*Short exercise:* Word for word, print each line of the listing below; pictures stay out.

=====

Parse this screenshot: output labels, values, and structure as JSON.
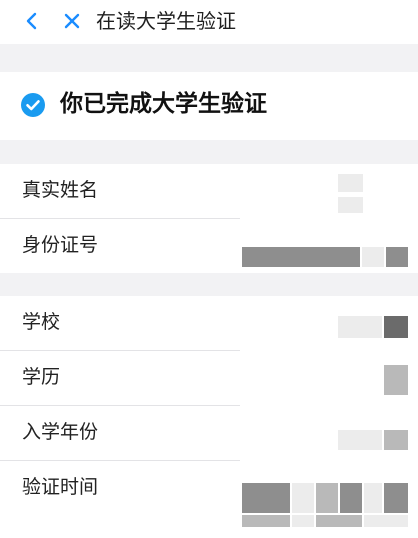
{
  "header": {
    "title": "在读大学生验证",
    "back_icon": "chevron-left-icon",
    "close_icon": "close-icon",
    "icon_color": "#1a8cff"
  },
  "status": {
    "text": "你已完成大学生验证",
    "icon": "check-circle-icon",
    "icon_color": "#1a9bf0"
  },
  "personal": {
    "rows": [
      {
        "label": "真实姓名"
      },
      {
        "label": "身份证号"
      }
    ]
  },
  "education": {
    "rows": [
      {
        "label": "学校"
      },
      {
        "label": "学历"
      },
      {
        "label": "入学年份"
      },
      {
        "label": "验证时间"
      }
    ]
  }
}
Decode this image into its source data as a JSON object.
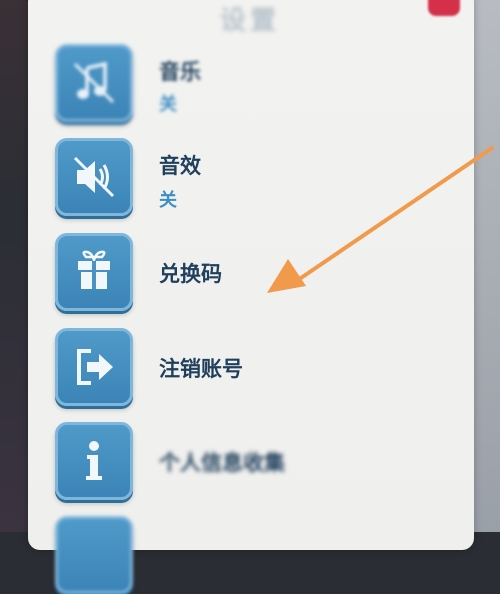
{
  "header": {
    "title": "设置"
  },
  "items": [
    {
      "label": "音乐",
      "state": "关",
      "icon": "music-off-icon"
    },
    {
      "label": "音效",
      "state": "关",
      "icon": "sound-muted-icon"
    },
    {
      "label": "兑换码",
      "icon": "gift-icon"
    },
    {
      "label": "注销账号",
      "icon": "logout-arrow-icon"
    },
    {
      "label": "个人信息收集",
      "icon": "info-icon"
    }
  ],
  "colors": {
    "button_blue": "#3c84b7",
    "label_dark": "#1f3f5c",
    "state_blue": "#3c8ec4",
    "annotation_arrow": "#f19a4c"
  }
}
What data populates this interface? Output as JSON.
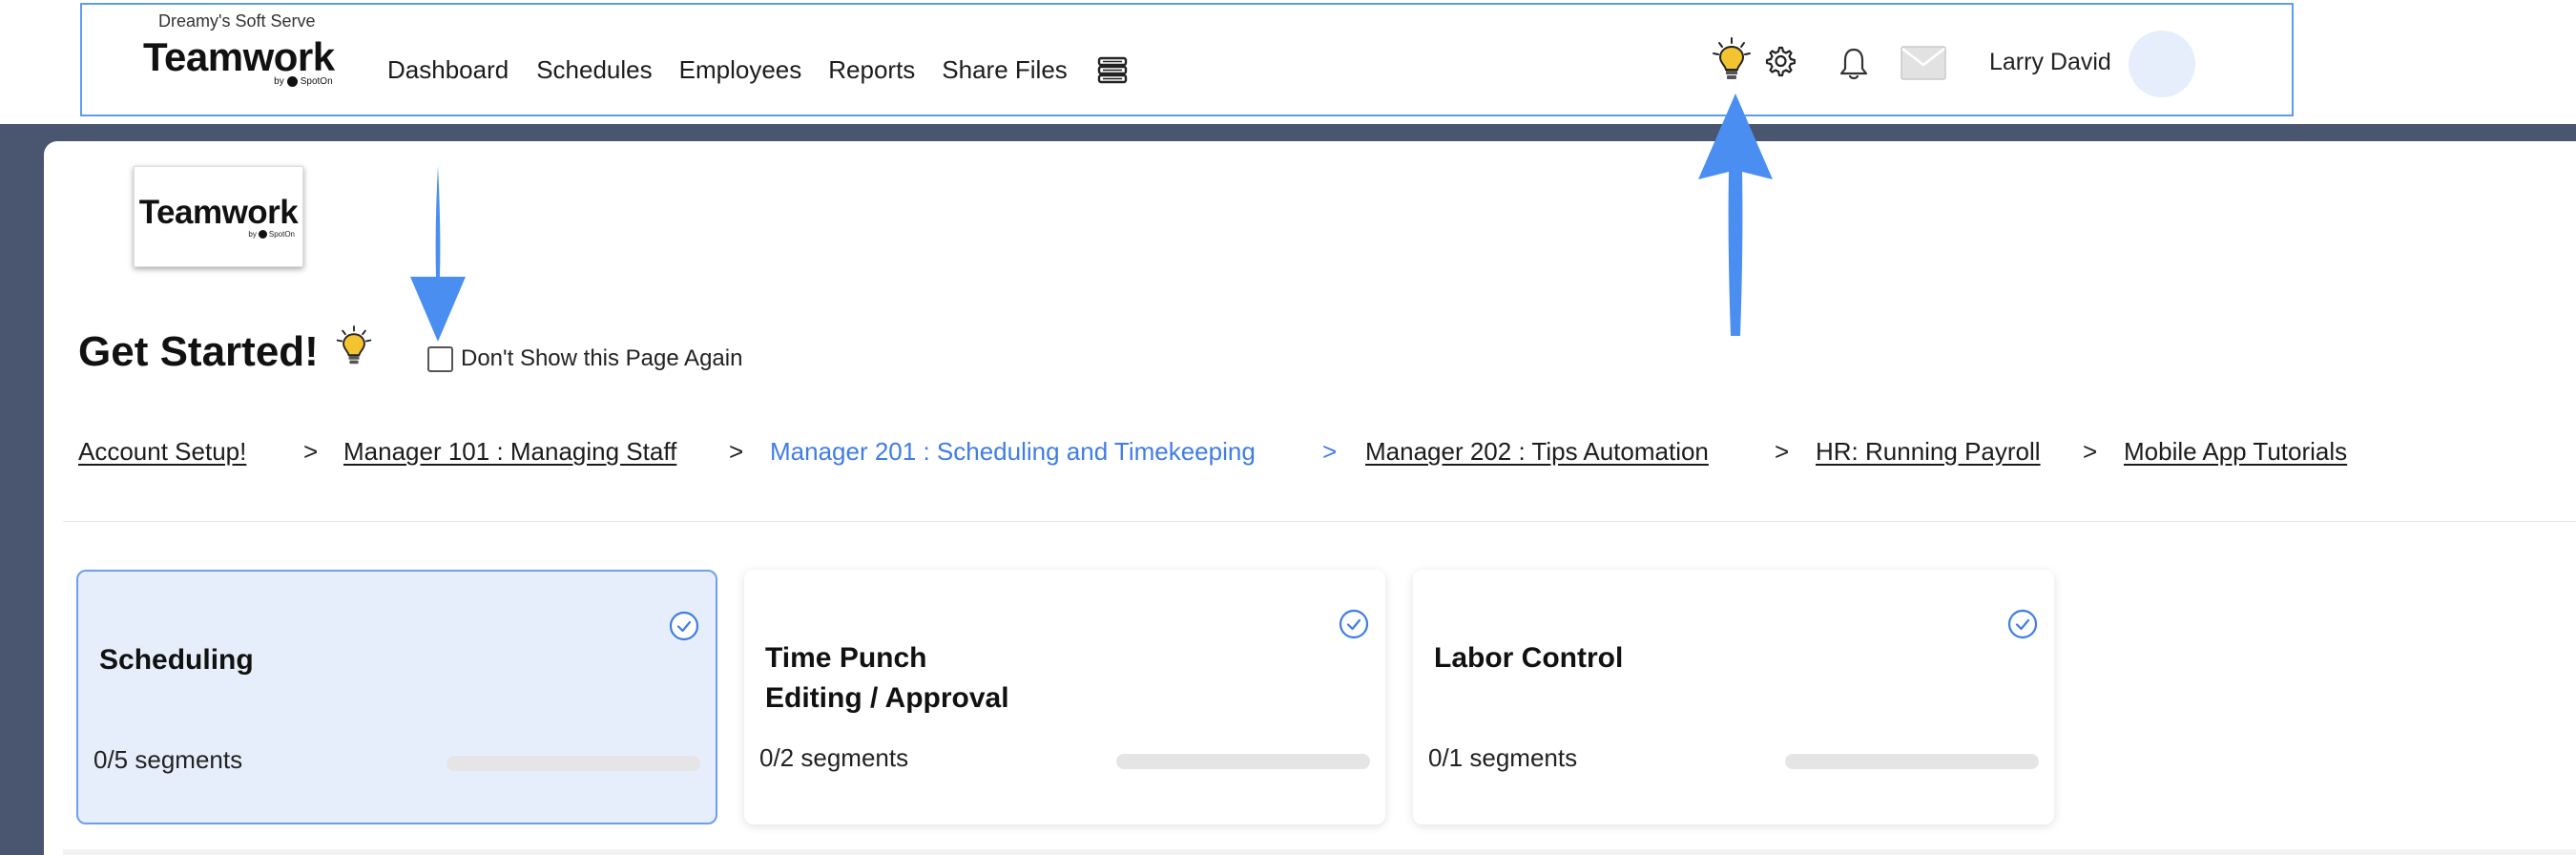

=====

*Result below:*
Parse this screenshot: output labels, values, and structure as JSON.
{
  "header": {
    "title": "在读大学生验证",
    "back_icon": "chevron-left-icon",
    "close_icon": "close-icon",
    "icon_color": "#1a8cff"
  },
  "status": {
    "text": "你已完成大学生验证",
    "icon": "check-circle-icon",
    "icon_color": "#1a9bf0"
  },
  "personal": {
    "rows": [
      {
        "label": "真实姓名"
      },
      {
        "label": "身份证号"
      }
    ]
  },
  "education": {
    "rows": [
      {
        "label": "学校"
      },
      {
        "label": "学历"
      },
      {
        "label": "入学年份"
      },
      {
        "label": "验证时间"
      }
    ]
  }
}
Decode this image into its source data as a JSON object.
{
  "header": {
    "title": "设置"
  },
  "items": [
    {
      "label": "音乐",
      "state": "关",
      "icon": "music-off-icon"
    },
    {
      "label": "音效",
      "state": "关",
      "icon": "sound-muted-icon"
    },
    {
      "label": "兑换码",
      "icon": "gift-icon"
    },
    {
      "label": "注销账号",
      "icon": "logout-arrow-icon"
    },
    {
      "label": "个人信息收集",
      "icon": "info-icon"
    }
  ],
  "colors": {
    "button_blue": "#3c84b7",
    "label_dark": "#1f3f5c",
    "state_blue": "#3c8ec4",
    "annotation_arrow": "#f19a4c"
  }
}
What data populates this interface? Output as JSON.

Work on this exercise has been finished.